Check each line of the records below for the word "лицъ" and copy those where it appears.

▸ **Dataset content**:

────

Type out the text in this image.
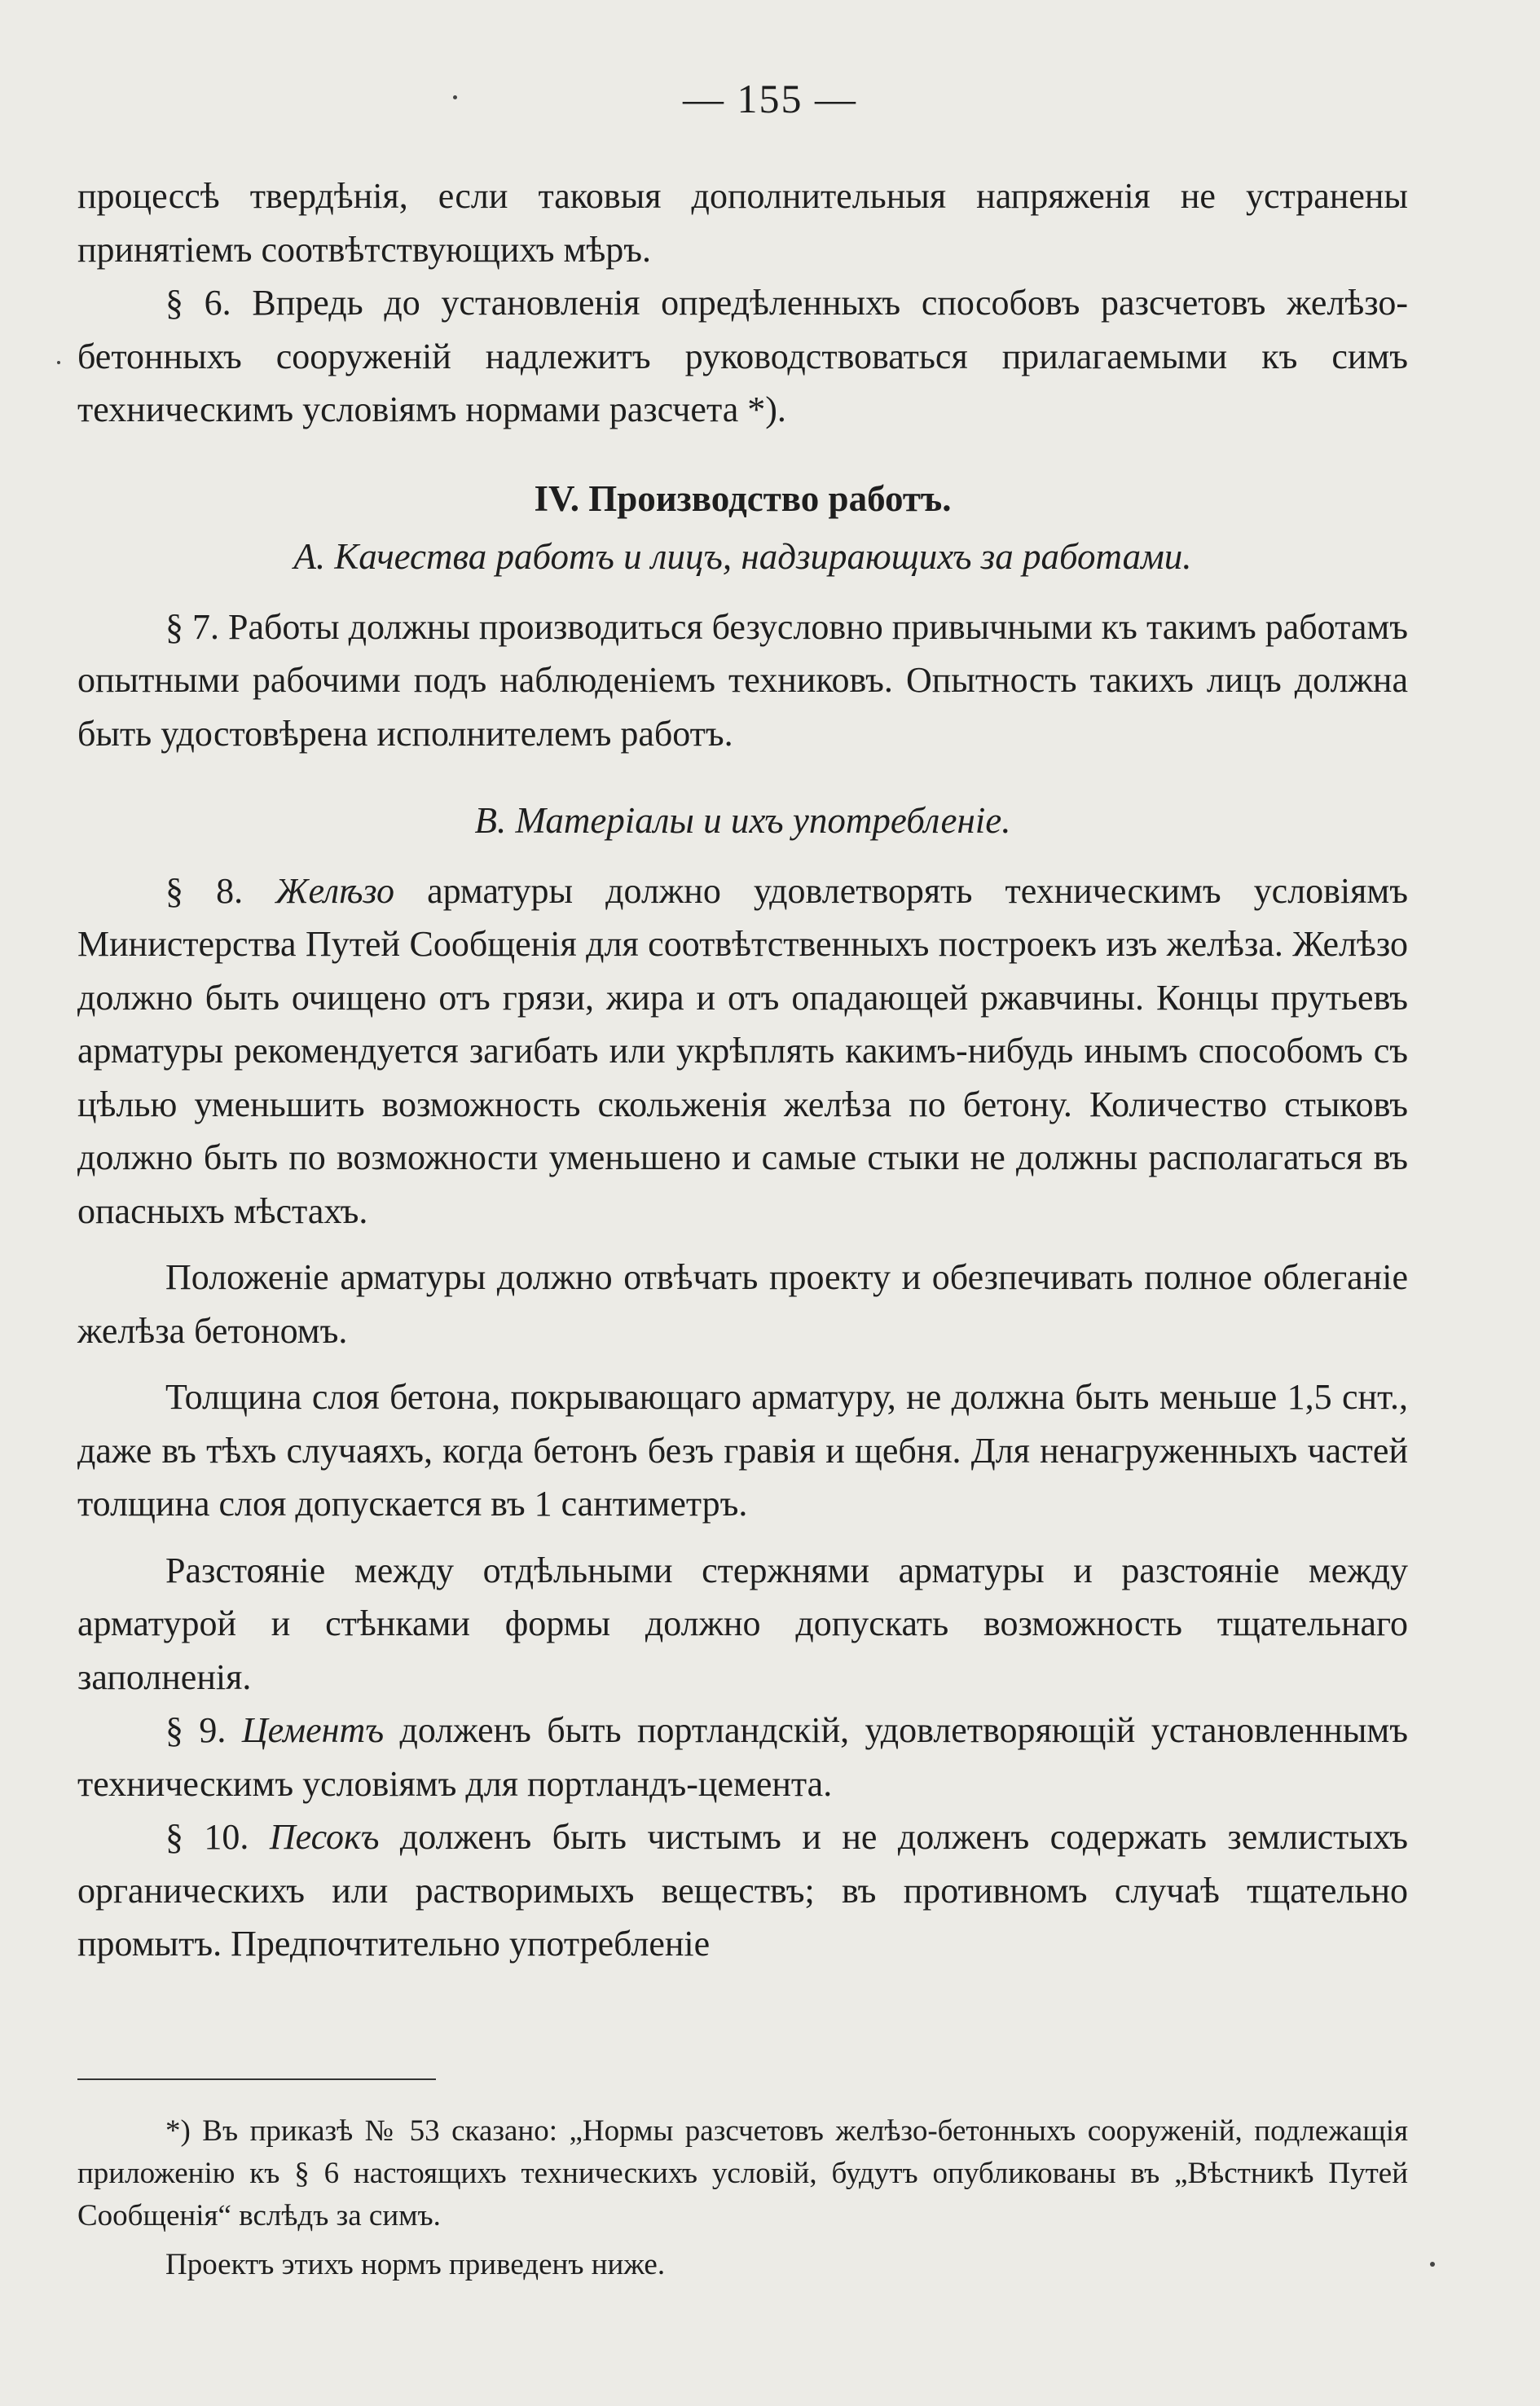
— 155 —

процессѣ твердѣнія, если таковыя дополнительныя напряженія не устранены принятіемъ соотвѣтствующихъ мѣръ.

§ 6. Впредь до установленія опредѣленныхъ способовъ разсчетовъ желѣзо-бетонныхъ сооруженій надлежитъ руководствоваться прилагаемыми къ симъ техническимъ условіямъ нормами разсчета *).

IV. Производство работъ.
А. Качества работъ и лицъ, надзирающихъ за работами.

§ 7. Работы должны производиться безусловно привычными къ такимъ работамъ опытными рабочими подъ наблюденіемъ техниковъ. Опытность такихъ лицъ должна быть удостовѣрена исполнителемъ работъ.

В. Матеріалы и ихъ употребленіе.

§ 8. Желѣзо арматуры должно удовлетворять техническимъ условіямъ Министерства Путей Сообщенія для соотвѣтственныхъ построекъ изъ желѣза. Желѣзо должно быть очищено отъ грязи, жира и отъ опадающей ржавчины. Концы прутьевъ арматуры рекомендуется загибать или укрѣплять какимъ-нибудь инымъ способомъ съ цѣлью уменьшить возможность скольженія желѣза по бетону. Количество стыковъ должно быть по возможности уменьшено и самые стыки не должны располагаться въ опасныхъ мѣстахъ.

Положеніе арматуры должно отвѣчать проекту и обезпечивать полное облеганіе желѣза бетономъ.

Толщина слоя бетона, покрывающаго арматуру, не должна быть меньше 1,5 снт., даже въ тѣхъ случаяхъ, когда бетонъ безъ гравія и щебня. Для ненагруженныхъ частей толщина слоя допускается въ 1 сантиметръ.

Разстояніе между отдѣльными стержнями арматуры и разстояніе между арматурой и стѣнками формы должно допускать возможность тщательнаго заполненія.

§ 9. Цементъ долженъ быть портландскій, удовлетворяющій установленнымъ техническимъ условіямъ для портландъ-цемента.

§ 10. Песокъ долженъ быть чистымъ и не долженъ содержать землистыхъ органическихъ или растворимыхъ веществъ; въ противномъ случаѣ тщательно промытъ. Предпочтительно употребленіе

*) Въ приказѣ № 53 сказано: „Нормы разсчетовъ желѣзо-бетонныхъ сооруженій, подлежащія приложенію къ § 6 настоящихъ техническихъ условій, будутъ опубликованы въ „Вѣстникѣ Путей Сообщенія“ вслѣдъ за симъ.

Проектъ этихъ нормъ приведенъ ниже.
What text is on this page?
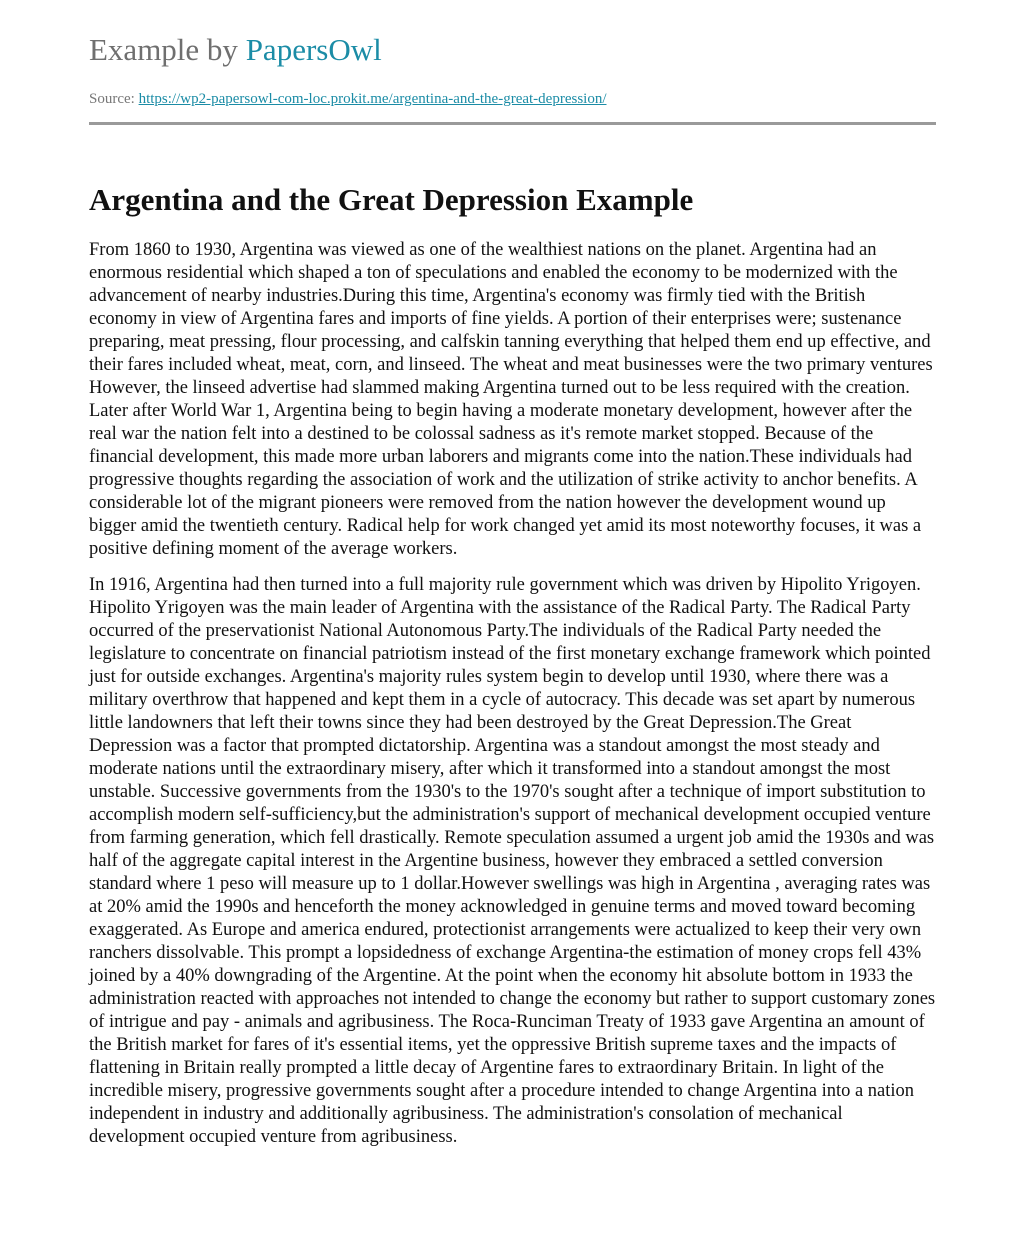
Example by PapersOwl
Source: https://wp2-papersowl-com-loc.prokit.me/argentina-and-the-great-depression/
Argentina and the Great Depression Example

From 1860 to 1930, Argentina was viewed as one of the wealthiest nations on the planet. Argentina had an enormous residential which shaped a ton of speculations and enabled the economy to be modernized with the advancement of nearby industries.During this time, Argentina's economy was firmly tied with the British economy in view of Argentina fares and imports of fine yields. A portion of their enterprises were; sustenance preparing, meat pressing, flour processing, and calfskin tanning everything that helped them end up effective, and their fares included wheat, meat, corn, and linseed. The wheat and meat businesses were the two primary ventures However, the linseed advertise had slammed making Argentina turned out to be less required with the creation. Later after World War 1, Argentina being to begin having a moderate monetary development, however after the real war the nation felt into a destined to be colossal sadness as it's remote market stopped. Because of the financial development, this made more urban laborers and migrants come into the nation.These individuals had progressive thoughts regarding the association of work and the utilization of strike activity to anchor benefits. A considerable lot of the migrant pioneers were removed from the nation however the development wound up bigger amid the twentieth century. Radical help for work changed yet amid its most noteworthy focuses, it was a positive defining moment of the average workers.

In 1916, Argentina had then turned into a full majority rule government which was driven by Hipolito Yrigoyen. Hipolito Yrigoyen was the main leader of Argentina with the assistance of the Radical Party. The Radical Party occurred of the preservationist National Autonomous Party.The individuals of the Radical Party needed the legislature to concentrate on financial patriotism instead of the first monetary exchange framework which pointed just for outside exchanges. Argentina's majority rules system begin to develop until 1930, where there was a military overthrow that happened and kept them in a cycle of autocracy. This decade was set apart by numerous little landowners that left their towns since they had been destroyed by the Great Depression.The Great Depression was a factor that prompted dictatorship. Argentina was a standout amongst the most steady and moderate nations until the extraordinary misery, after which it transformed into a standout amongst the most unstable. Successive governments from the 1930's to the 1970's sought after a technique of import substitution to accomplish modern self-sufficiency,but the administration's support of mechanical development occupied venture from farming generation, which fell drastically. Remote speculation assumed a urgent job amid the 1930s and was half of the aggregate capital interest in the Argentine business, however they embraced a settled conversion standard where 1 peso will measure up to 1 dollar.However swellings was high in Argentina , averaging rates was at 20% amid the 1990s and henceforth the money acknowledged in genuine terms and moved toward becoming exaggerated. As Europe and america endured, protectionist arrangements were actualized to keep their very own ranchers dissolvable. This prompt a lopsidedness of exchange Argentina-the estimation of money crops fell 43% joined by a 40% downgrading of the Argentine. At the point when the economy hit absolute bottom in 1933 the administration reacted with approaches not intended to change the economy but rather to support customary zones of intrigue and pay - animals and agribusiness. The Roca-Runciman Treaty of 1933 gave Argentina an amount of the British market for fares of it's essential items, yet the oppressive British supreme taxes and the impacts of flattening in Britain really prompted a little decay of Argentine fares to extraordinary Britain. In light of the incredible misery, progressive governments sought after a procedure intended to change Argentina into a nation independent in industry and additionally agribusiness. The administration's consolation of mechanical development occupied venture from agribusiness.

────

▸ **Answer to the problem**:
А. Качества работъ и лицъ, надзирающихъ за работами.
§ 7. Работы должны производиться безусловно привычными къ такимъ работамъ опытными рабочими подъ наблюденіемъ техниковъ. Опытность такихъ лицъ должна быть удостовѣрена исполнителемъ работъ.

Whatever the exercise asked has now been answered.